Exercise: How many lines in this data contain the string "genre"? Reply with the number only.

---------- Records shown

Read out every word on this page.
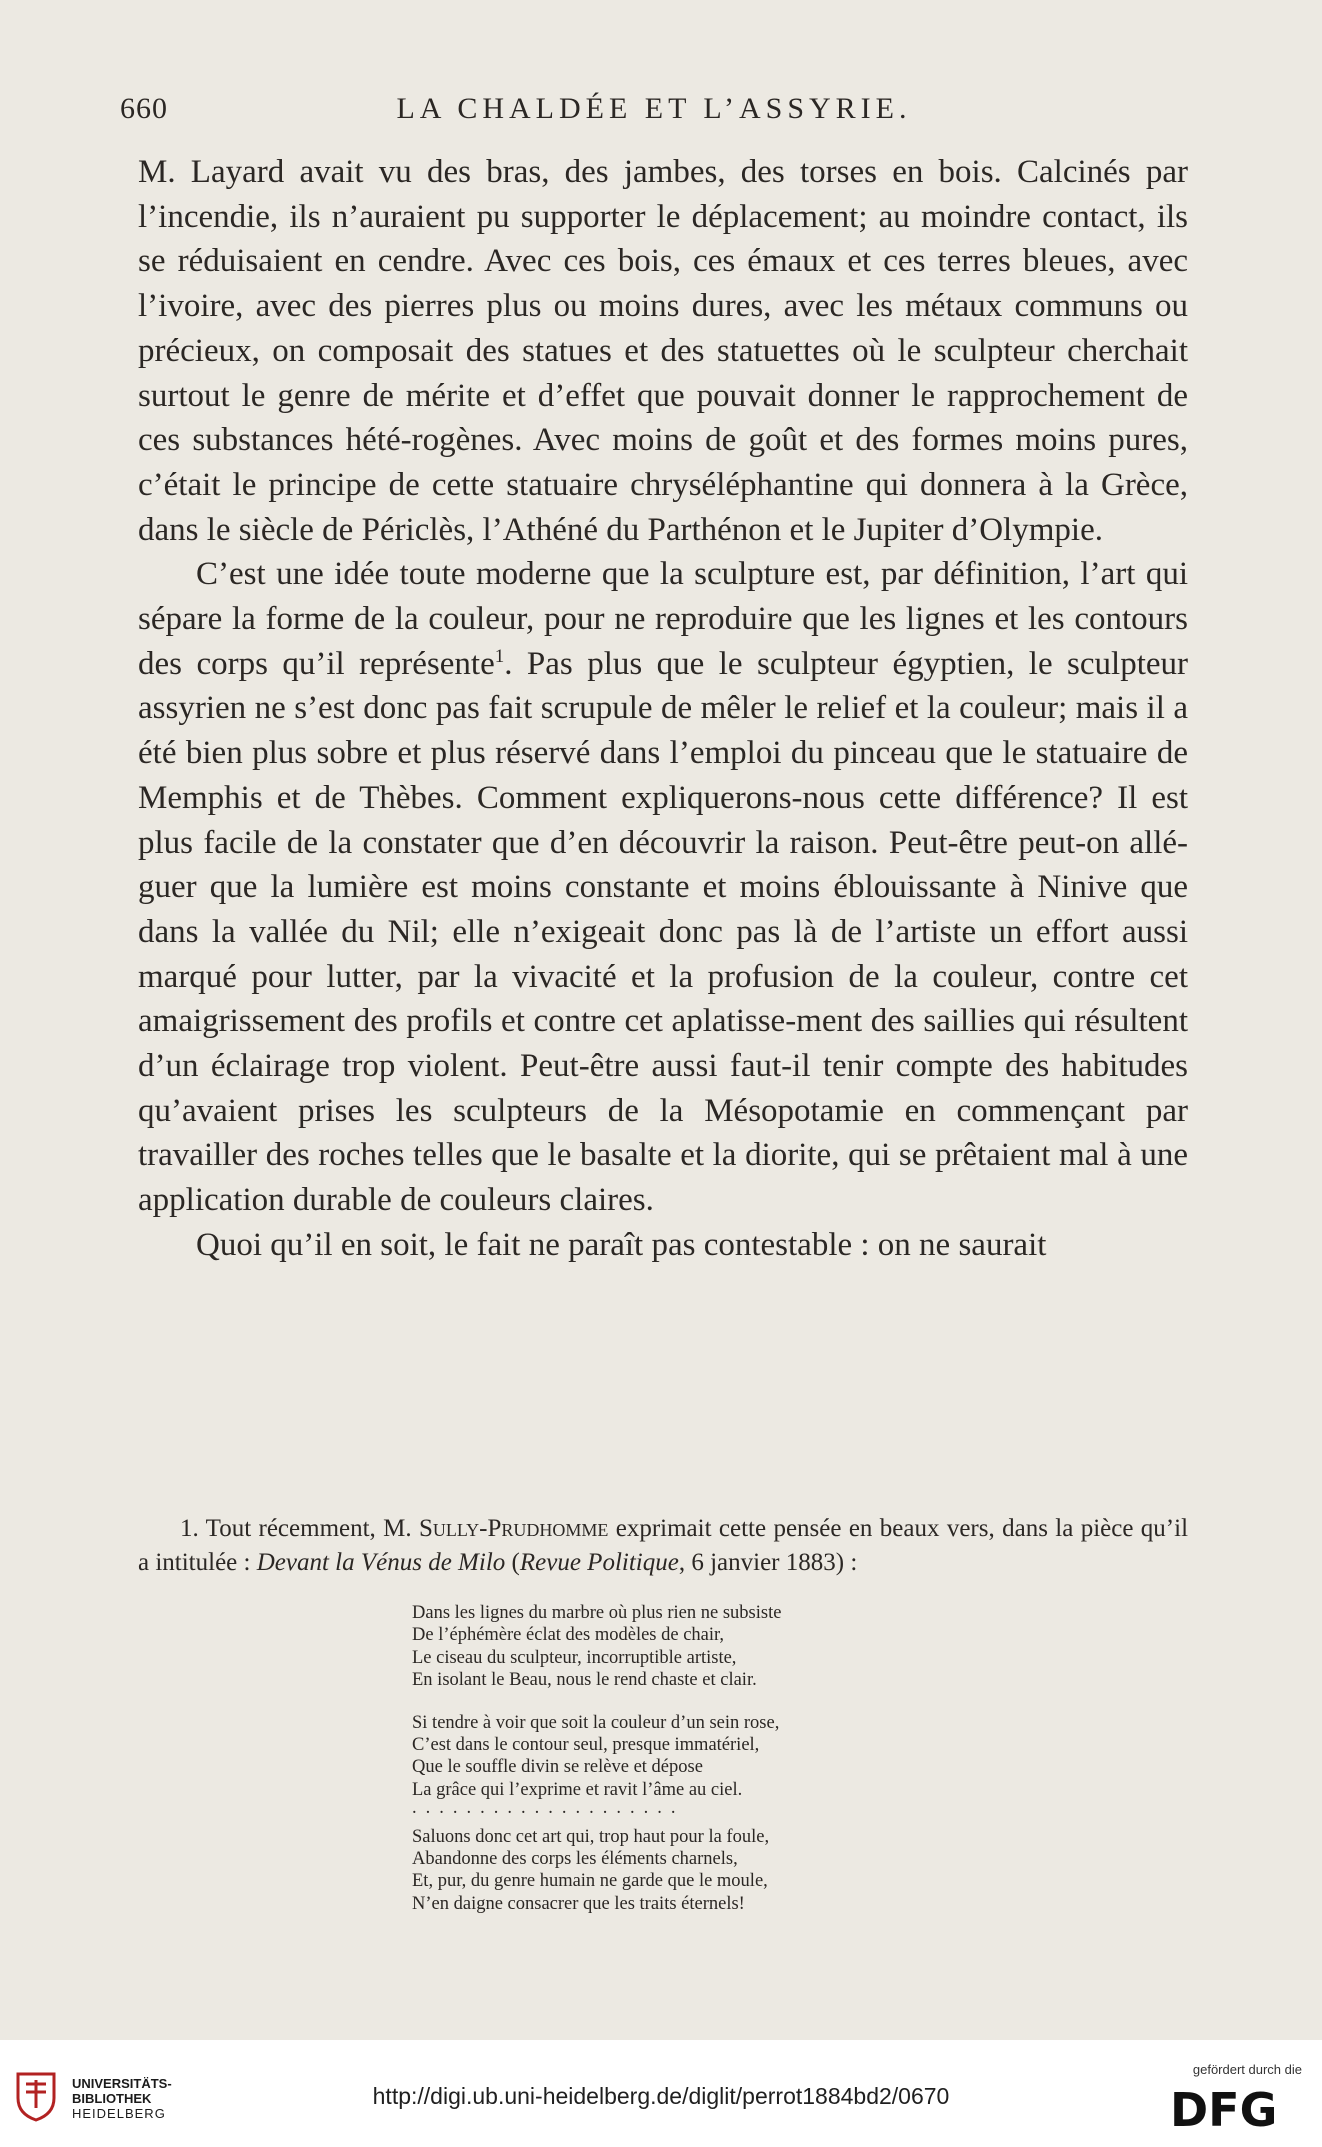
660	LA CHALDÉE ET L’ASSYRIE.

M. Layard avait vu des bras, des jambes, des torses en bois. Calcinés par l’incendie, ils n’auraient pu supporter le déplacement; au moindre contact, ils se réduisaient en cendre. Avec ces bois, ces émaux et ces terres bleues, avec l’ivoire, avec des pierres plus ou moins dures, avec les métaux communs ou précieux, on composait des statues et des statuettes où le sculpteur cherchait surtout le genre de mérite et d’effet que pouvait donner le rapprochement de ces substances hété-rogènes. Avec moins de goût et des formes moins pures, c’était le principe de cette statuaire chryséléphantine qui donnera à la Grèce, dans le siècle de Périclès, l’Athéné du Parthénon et le Jupiter d’Olympie.

C’est une idée toute moderne que la sculpture est, par définition, l’art qui sépare la forme de la couleur, pour ne reproduire que les lignes et les contours des corps qu’il représente$^1$. Pas plus que le sculpteur égyptien, le sculpteur assyrien ne s’est donc pas fait scrupule de mêler le relief et la couleur; mais il a été bien plus sobre et plus réservé dans l’emploi du pinceau que le statuaire de Memphis et de Thèbes. Comment expliquerons-nous cette différence? Il est plus facile de la constater que d’en découvrir la raison. Peut-être peut-on allé-guer que la lumière est moins constante et moins éblouissante à Ninive que dans la vallée du Nil; elle n’exigeait donc pas là de l’artiste un effort aussi marqué pour lutter, par la vivacité et la profusion de la couleur, contre cet amaigrissement des profils et contre cet aplatisse-ment des saillies qui résultent d’un éclairage trop violent. Peut-être aussi faut-il tenir compte des habitudes qu’avaient prises les sculpteurs de la Mésopotamie en commençant par travailler des roches telles que le basalte et la diorite, qui se prêtaient mal à une application durable de couleurs claires.

Quoi qu’il en soit, le fait ne paraît pas contestable : on ne saurait

1. Tout récemment, M. Sully-Prudhomme exprimait cette pensée en beaux vers, dans la pièce qu’il a intitulée : Devant la Vénus de Milo (Revue Politique, 6 janvier 1883) :

Dans les lignes du marbre où plus rien ne subsiste
De l’éphémère éclat des modèles de chair,
Le ciseau du sculpteur, incorruptible artiste,
En isolant le Beau, nous le rend chaste et clair.
Si tendre à voir que soit la couleur d’un sein rose,
C’est dans le contour seul, presque immatériel,
Que le souffle divin se relève et dépose
La grâce qui l’exprime et ravit l’âme au ciel.
....................
Saluons donc cet art qui, trop haut pour la foule,
Abandonne des corps les éléments charnels,
Et, pur, du genre humain ne garde que le moule,
N’en daigne consacrer que les traits éternels!
UNIVERSITÄTS-
BIBLIOTHEK
HEIDELBERG
http://digi.ub.uni-heidelberg.de/diglit/perrot1884bd2/0670
gefördert durch die
DFG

--------------------

Solution to this exercise: 2